> KUTIPAN SUMBER:
════

Kemiskinan Filsafat

Karl Marx (1847)


BAB II

METAFISIKA EKONOMI-POLITIK

3. Persaingan dan Monopoli

 

Sisi baik: "Persaingan Persaingan adalah sama esensialnya bagi kerja seperti bagi pembagian ... Ia diharus kan menjelang persamaan." [I 186, 188]

 

Sisi buruk: "Persaingan (Azasnya adalah negasi dirinya sendiri. Akibatnya yang paling pasti adalah menghancurkan semua yang diseret mengiringinya.)" [I 185]

 

Refleksi umum: "(Kekurangan-kekurangan yang mengikuti alurnya, presis seperti kebaikan yang menyertainya ... Keduanya mengalir secara logis dari azas itu. [I 185-186] (Mencari azas akomodasi, yang mesti ditarik dari suatu hukum yang mengungguli kemerdekaan itu sendiri." [I 185]

 

Masalah yang mesti dipecahkan:  "(Karenanya, di sini tidak ada persoalan mengenai penghancuran persaingan, sesuatu yang sama mustahilnya seperti menghancurkan kemerdekaan; kita Cuma perlu menemukan keseimbangannya, bisa juga ku katakan polisinya." [I 223]

                                               

M. Proudhon memulai dengan membela keharusan abadi akan persaingan terhadap pihak-pihak yang ingin menggantikannya dengan “emulasi” (usaha menandingi)*

 

Tiada yang disebut “emulasi tanpa tujuan ,” dan karena

 

“obyek setiap nafsu mau tidak mau adalah analog dengan nafsu itu sendiri – seorang wanita bagi sang kekasih. Kekuasaan bagi yang berambisi, emas bagi si kikir, untaian bunga bagi sang penyair – obyek dari emulasi industrial tidak bisa tidak adalah laba. Emulasi tidak lain dan tidak bukan adalah persaingan itu sendiri.” [I 187]

 

Persaingan adalah emulasi dengan bersasaran laba. Adakah emulasi industrial mau-tak-mau emulasi dengan berarahkan laba, yaitu persaingan? M. Proudhon membuktikannya dengan meneguhkannya. Kita telah melihat bahwa, baginya, meneguhkan adalah membuktikan, presis sebagaimana mengandaikan adalah menyangkal.

════

> INFORMASI YANG DIBERIKAN:
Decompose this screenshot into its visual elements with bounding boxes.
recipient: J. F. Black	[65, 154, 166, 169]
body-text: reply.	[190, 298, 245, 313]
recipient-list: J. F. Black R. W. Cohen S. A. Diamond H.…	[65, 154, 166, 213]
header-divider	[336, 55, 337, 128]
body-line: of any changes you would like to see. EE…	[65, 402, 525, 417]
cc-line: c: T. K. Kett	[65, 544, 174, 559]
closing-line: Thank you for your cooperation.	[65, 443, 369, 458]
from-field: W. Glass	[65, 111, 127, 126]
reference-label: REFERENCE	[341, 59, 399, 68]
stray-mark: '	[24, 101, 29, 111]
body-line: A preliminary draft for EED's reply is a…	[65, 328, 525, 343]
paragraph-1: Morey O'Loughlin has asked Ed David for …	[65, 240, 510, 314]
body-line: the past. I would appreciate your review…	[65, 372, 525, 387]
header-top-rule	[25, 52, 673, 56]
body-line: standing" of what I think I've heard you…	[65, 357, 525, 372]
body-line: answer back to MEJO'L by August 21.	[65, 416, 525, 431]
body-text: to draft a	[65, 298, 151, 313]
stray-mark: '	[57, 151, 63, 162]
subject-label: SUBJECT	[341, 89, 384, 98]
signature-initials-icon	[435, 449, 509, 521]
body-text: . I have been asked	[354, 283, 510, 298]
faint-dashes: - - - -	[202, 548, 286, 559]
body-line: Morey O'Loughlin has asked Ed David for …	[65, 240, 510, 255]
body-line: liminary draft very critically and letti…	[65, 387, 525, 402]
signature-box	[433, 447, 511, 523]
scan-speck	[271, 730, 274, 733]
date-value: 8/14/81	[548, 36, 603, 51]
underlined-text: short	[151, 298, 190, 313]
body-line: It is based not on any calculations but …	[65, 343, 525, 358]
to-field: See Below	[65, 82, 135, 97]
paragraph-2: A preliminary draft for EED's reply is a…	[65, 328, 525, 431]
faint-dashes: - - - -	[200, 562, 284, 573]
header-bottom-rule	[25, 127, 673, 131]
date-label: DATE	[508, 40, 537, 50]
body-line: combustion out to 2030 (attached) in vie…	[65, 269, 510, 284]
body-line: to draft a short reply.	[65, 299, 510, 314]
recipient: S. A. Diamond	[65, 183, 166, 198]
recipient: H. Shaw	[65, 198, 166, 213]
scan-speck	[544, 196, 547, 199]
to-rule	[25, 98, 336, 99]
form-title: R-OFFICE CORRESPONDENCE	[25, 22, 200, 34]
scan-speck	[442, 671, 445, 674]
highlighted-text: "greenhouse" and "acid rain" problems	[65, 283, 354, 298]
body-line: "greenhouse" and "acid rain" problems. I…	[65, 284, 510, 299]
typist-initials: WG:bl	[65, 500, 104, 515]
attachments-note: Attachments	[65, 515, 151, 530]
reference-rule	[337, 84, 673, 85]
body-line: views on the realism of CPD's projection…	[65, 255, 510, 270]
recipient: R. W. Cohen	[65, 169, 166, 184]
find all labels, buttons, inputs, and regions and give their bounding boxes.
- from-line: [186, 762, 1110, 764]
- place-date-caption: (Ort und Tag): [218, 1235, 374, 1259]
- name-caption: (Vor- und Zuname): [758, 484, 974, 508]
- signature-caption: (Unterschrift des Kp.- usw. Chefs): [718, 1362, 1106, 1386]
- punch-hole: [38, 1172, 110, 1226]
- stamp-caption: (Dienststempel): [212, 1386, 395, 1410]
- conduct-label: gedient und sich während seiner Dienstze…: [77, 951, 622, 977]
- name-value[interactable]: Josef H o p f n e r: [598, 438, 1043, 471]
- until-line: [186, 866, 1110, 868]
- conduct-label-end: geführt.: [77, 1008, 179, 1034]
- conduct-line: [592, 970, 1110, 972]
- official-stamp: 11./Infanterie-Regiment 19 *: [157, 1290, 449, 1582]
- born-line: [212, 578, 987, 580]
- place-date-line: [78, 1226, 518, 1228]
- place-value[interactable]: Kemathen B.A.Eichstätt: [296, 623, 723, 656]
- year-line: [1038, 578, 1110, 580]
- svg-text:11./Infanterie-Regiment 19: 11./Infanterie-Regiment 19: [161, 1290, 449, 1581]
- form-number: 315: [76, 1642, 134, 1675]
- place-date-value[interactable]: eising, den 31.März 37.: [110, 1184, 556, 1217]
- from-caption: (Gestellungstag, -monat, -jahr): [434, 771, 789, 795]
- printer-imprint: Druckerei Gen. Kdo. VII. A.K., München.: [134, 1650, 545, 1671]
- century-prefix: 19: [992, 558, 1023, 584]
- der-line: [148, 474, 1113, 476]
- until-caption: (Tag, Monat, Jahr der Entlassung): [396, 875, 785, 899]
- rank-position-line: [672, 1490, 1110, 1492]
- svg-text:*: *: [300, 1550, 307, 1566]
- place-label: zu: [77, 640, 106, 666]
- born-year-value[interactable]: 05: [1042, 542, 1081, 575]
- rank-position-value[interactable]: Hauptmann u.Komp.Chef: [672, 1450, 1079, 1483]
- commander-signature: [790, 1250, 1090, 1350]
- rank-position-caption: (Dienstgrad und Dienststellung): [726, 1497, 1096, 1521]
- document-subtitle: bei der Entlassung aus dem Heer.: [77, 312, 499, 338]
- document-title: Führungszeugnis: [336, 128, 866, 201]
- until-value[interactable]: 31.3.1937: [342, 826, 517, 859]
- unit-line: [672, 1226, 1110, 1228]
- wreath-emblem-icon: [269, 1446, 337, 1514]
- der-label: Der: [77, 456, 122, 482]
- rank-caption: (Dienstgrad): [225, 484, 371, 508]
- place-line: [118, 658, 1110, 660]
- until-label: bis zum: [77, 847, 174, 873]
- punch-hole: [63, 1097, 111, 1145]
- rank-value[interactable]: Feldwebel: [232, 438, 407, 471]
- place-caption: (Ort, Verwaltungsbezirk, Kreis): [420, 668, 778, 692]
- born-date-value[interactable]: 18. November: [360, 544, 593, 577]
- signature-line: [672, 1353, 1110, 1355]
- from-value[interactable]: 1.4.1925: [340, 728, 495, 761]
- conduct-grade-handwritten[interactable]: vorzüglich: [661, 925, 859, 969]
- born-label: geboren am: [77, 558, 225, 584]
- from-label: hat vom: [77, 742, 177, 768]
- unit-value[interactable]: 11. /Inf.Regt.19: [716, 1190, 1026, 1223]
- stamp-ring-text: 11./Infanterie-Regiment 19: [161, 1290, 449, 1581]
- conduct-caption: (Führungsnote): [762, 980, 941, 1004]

════

> YANG PERLU DILAKUKAN: Salin dengan persis bagian kutipan sumber tentang persaingan dan monopoli yang terletak di antara "Tiada yang disebut" dan "mengandaikan adalah menyangkal.", termasuk kedua bagian tersebut.

> HASIL TUGAS INI:
Tiada yang disebut “emulasi tanpa tujuan ,” dan karena

 

“obyek setiap nafsu mau tidak mau adalah analog dengan nafsu itu sendiri – seorang wanita bagi sang kekasih. Kekuasaan bagi yang berambisi, emas bagi si kikir, untaian bunga bagi sang penyair – obyek dari emulasi industrial tidak bisa tidak adalah laba. Emulasi tidak lain dan tidak bukan adalah persaingan itu sendiri.” [I 187]

 

Persaingan adalah emulasi dengan bersasaran laba. Adakah emulasi industrial mau-tak-mau emulasi dengan berarahkan laba, yaitu persaingan? M. Proudhon membuktikannya dengan meneguhkannya. Kita telah melihat bahwa, baginya, meneguhkan adalah membuktikan, presis sebagaimana mengandaikan adalah menyangkal.